* WHAT TO PRODUCE: Return the rows unchanged, from the very first one through the line containing "tab-bar: Balance Sheet", with that line included.

--- start of DATA RECORDS ---

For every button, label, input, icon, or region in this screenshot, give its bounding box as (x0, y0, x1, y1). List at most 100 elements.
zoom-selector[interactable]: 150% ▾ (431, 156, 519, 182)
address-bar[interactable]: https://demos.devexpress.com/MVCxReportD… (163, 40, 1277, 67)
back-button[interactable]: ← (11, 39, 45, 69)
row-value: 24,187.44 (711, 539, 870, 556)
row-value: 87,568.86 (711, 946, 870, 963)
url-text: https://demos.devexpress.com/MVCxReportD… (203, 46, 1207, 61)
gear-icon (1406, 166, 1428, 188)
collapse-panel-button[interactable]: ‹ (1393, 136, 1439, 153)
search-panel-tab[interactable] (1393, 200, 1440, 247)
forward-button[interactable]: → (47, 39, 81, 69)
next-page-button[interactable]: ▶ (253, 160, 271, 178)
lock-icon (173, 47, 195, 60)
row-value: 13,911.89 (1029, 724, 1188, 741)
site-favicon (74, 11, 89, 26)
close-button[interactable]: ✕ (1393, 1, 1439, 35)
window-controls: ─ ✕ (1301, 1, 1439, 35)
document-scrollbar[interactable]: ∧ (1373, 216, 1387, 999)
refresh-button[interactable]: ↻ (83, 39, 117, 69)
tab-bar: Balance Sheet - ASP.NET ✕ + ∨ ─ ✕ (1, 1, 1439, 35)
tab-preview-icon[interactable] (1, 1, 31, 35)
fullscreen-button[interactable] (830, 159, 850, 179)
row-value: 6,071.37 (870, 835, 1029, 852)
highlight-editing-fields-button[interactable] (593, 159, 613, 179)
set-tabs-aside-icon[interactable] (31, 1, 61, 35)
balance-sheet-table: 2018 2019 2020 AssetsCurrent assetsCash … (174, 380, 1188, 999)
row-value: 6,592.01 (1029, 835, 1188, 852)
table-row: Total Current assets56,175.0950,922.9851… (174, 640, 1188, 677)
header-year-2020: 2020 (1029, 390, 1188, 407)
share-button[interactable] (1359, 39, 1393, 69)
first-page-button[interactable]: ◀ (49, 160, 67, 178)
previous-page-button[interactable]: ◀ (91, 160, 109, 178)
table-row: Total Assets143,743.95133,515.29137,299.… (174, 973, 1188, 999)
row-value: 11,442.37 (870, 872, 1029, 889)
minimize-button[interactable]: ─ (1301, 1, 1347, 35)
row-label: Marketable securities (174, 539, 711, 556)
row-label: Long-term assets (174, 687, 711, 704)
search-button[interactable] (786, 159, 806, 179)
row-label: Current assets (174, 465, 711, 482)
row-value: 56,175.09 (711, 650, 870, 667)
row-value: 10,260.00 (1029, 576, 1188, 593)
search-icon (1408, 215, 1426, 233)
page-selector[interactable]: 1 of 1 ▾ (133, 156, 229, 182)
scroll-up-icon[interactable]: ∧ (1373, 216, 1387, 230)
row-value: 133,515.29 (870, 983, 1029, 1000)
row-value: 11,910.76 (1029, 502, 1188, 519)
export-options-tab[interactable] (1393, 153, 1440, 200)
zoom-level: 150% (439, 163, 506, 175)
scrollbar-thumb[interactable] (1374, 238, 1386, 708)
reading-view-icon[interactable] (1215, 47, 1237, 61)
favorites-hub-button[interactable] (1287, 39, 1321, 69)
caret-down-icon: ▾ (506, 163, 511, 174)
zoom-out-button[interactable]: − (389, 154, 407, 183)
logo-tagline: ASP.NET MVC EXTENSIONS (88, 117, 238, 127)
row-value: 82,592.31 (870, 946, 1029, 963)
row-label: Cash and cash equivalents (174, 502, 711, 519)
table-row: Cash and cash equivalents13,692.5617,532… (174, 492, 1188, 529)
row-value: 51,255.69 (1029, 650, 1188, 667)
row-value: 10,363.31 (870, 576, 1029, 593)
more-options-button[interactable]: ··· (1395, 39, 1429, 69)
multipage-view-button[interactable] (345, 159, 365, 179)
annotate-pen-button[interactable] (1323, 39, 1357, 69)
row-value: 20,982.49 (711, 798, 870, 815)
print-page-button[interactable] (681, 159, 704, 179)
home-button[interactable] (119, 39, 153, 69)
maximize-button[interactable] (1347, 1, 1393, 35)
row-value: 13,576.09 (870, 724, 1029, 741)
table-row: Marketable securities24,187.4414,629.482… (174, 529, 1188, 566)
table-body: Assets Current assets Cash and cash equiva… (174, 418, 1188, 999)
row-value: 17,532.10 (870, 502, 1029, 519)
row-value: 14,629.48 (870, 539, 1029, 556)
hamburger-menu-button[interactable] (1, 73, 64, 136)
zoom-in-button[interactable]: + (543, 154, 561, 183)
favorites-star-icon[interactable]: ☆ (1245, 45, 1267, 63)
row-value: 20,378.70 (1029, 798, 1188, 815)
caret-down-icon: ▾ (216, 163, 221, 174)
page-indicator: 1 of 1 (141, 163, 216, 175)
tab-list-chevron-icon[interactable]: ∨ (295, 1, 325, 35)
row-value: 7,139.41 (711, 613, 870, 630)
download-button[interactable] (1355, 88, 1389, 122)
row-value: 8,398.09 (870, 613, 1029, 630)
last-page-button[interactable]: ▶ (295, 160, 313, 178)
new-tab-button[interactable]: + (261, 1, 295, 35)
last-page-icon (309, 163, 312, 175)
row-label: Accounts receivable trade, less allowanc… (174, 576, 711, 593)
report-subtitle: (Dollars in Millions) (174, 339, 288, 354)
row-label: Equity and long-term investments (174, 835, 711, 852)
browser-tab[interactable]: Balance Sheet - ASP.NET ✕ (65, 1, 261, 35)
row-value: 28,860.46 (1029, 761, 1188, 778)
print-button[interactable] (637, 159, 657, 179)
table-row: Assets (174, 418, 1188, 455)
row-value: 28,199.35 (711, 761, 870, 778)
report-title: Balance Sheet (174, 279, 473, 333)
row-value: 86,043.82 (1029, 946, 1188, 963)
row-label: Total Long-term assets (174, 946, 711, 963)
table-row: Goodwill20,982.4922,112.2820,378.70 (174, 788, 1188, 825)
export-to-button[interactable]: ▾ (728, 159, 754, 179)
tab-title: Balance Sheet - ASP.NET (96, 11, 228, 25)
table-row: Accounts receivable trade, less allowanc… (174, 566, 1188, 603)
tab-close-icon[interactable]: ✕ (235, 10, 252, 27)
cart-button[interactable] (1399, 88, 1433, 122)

--- end of DATA RECORDS ---

* FINAL RESULT:
For every button, label, input, icon, or region in this screenshot, give its bounding box as (x0, y0, x1, y1). List at most 100 elements.
zoom-selector[interactable]: 150% ▾ (431, 156, 519, 182)
address-bar[interactable]: https://demos.devexpress.com/MVCxReportD… (163, 40, 1277, 67)
back-button[interactable]: ← (11, 39, 45, 69)
row-value: 24,187.44 (711, 539, 870, 556)
row-value: 87,568.86 (711, 946, 870, 963)
url-text: https://demos.devexpress.com/MVCxReportD… (203, 46, 1207, 61)
gear-icon (1406, 166, 1428, 188)
collapse-panel-button[interactable]: ‹ (1393, 136, 1439, 153)
search-panel-tab[interactable] (1393, 200, 1440, 247)
forward-button[interactable]: → (47, 39, 81, 69)
next-page-button[interactable]: ▶ (253, 160, 271, 178)
lock-icon (173, 47, 195, 60)
row-value: 13,911.89 (1029, 724, 1188, 741)
site-favicon (74, 11, 89, 26)
close-button[interactable]: ✕ (1393, 1, 1439, 35)
window-controls: ─ ✕ (1301, 1, 1439, 35)
document-scrollbar[interactable]: ∧ (1373, 216, 1387, 999)
refresh-button[interactable]: ↻ (83, 39, 117, 69)
tab-bar: Balance Sheet - ASP.NET ✕ + ∨ ─ ✕ (1, 1, 1439, 35)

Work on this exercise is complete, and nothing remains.